───── Dataset records
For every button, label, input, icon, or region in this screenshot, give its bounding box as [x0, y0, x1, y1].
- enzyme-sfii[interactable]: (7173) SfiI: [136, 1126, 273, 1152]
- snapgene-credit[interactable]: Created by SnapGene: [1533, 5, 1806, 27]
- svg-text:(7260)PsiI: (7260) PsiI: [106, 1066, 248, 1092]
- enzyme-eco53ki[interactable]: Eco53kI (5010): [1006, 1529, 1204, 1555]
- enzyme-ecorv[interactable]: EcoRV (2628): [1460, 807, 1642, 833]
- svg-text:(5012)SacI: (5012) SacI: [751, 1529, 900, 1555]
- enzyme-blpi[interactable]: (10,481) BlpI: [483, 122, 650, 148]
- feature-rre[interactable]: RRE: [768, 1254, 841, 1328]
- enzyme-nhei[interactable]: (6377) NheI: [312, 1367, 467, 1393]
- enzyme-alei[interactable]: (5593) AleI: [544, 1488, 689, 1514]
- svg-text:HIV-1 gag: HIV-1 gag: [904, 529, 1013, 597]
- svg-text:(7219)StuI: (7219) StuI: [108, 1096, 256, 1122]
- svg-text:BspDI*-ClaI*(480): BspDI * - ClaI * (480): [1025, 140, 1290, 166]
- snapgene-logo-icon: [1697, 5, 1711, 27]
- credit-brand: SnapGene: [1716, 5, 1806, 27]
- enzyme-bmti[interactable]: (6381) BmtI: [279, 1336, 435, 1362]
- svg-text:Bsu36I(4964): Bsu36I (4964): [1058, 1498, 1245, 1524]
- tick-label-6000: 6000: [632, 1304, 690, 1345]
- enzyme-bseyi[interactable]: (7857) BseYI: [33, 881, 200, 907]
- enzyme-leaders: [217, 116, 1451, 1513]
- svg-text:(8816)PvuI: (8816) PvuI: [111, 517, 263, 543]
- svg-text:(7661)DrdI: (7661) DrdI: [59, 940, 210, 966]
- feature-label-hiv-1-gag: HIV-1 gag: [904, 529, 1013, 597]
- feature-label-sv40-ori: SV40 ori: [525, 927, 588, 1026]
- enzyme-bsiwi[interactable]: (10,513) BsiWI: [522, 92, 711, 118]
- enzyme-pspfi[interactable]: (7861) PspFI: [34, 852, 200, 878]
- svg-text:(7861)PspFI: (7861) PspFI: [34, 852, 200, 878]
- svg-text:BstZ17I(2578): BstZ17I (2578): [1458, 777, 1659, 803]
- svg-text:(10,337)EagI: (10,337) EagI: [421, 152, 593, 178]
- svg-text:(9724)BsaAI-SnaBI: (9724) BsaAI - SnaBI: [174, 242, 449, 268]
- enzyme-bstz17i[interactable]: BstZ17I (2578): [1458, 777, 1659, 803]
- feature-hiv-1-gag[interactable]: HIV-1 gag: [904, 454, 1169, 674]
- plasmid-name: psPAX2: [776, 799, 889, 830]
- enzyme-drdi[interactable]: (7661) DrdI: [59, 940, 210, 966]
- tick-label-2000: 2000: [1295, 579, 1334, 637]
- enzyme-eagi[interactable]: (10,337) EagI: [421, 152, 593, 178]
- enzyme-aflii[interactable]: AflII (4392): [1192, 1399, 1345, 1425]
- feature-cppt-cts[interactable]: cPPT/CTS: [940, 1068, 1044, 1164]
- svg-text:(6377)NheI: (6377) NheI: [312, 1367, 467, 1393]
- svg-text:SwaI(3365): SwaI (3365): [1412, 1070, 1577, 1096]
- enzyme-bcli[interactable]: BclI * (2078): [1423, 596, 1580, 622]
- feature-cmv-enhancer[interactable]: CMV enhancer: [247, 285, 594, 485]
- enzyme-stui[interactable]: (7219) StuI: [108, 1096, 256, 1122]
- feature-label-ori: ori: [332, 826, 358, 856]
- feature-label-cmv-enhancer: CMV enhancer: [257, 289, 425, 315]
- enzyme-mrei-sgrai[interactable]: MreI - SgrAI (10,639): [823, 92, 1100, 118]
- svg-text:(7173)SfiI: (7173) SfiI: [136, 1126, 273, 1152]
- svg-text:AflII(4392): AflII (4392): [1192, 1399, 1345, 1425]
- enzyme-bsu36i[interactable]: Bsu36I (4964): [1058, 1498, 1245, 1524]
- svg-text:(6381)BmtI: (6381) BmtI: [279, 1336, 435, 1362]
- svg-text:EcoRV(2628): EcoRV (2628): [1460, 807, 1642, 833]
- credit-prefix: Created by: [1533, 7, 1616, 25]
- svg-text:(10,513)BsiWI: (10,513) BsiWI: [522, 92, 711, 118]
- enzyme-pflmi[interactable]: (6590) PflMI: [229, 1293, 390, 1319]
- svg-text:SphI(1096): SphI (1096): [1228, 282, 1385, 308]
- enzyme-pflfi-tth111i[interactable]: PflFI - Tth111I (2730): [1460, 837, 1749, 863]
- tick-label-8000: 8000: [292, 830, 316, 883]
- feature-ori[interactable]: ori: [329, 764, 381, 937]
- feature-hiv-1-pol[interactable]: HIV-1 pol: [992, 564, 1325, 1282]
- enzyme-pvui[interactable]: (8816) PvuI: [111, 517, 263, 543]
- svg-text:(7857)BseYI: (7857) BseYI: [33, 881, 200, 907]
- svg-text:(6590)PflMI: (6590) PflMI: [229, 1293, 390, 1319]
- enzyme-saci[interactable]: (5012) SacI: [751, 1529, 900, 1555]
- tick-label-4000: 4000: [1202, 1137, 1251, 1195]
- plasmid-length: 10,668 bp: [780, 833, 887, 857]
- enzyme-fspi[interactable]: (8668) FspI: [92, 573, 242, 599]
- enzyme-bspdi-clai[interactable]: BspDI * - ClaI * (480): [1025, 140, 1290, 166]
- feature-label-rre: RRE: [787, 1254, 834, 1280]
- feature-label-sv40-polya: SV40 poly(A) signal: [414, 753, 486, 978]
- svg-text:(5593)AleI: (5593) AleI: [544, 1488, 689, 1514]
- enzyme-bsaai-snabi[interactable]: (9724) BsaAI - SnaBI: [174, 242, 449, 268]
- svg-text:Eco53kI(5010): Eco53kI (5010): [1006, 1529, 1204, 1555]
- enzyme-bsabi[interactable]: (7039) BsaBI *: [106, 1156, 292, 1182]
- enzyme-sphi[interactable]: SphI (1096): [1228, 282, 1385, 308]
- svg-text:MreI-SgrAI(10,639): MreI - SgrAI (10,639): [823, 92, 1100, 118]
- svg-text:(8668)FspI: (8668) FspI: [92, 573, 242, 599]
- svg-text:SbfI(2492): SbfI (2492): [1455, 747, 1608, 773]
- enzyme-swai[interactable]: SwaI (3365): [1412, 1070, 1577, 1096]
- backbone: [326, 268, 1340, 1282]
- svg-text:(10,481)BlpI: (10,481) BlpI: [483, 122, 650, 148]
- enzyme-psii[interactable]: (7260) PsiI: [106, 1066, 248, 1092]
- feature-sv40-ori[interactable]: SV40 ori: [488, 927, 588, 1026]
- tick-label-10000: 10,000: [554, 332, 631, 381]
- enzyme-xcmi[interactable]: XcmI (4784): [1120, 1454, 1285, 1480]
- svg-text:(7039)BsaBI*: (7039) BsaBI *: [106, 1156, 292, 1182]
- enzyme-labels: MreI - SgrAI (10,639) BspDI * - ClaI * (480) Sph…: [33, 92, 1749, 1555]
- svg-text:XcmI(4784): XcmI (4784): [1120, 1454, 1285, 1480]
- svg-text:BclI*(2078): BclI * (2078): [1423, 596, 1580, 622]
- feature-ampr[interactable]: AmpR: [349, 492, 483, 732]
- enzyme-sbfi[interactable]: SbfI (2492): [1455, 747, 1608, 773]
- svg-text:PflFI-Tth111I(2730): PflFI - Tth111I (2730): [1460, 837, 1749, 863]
──────────
* [Problem to work on]
Every line above with the string "EagI" in it needs to be copied.

* [Answer to this exercise]
- svg-text:(10,337)EagI: (10,337) EagI: [421, 152, 593, 178]
- enzyme-eagi[interactable]: (10,337) EagI: [421, 152, 593, 178]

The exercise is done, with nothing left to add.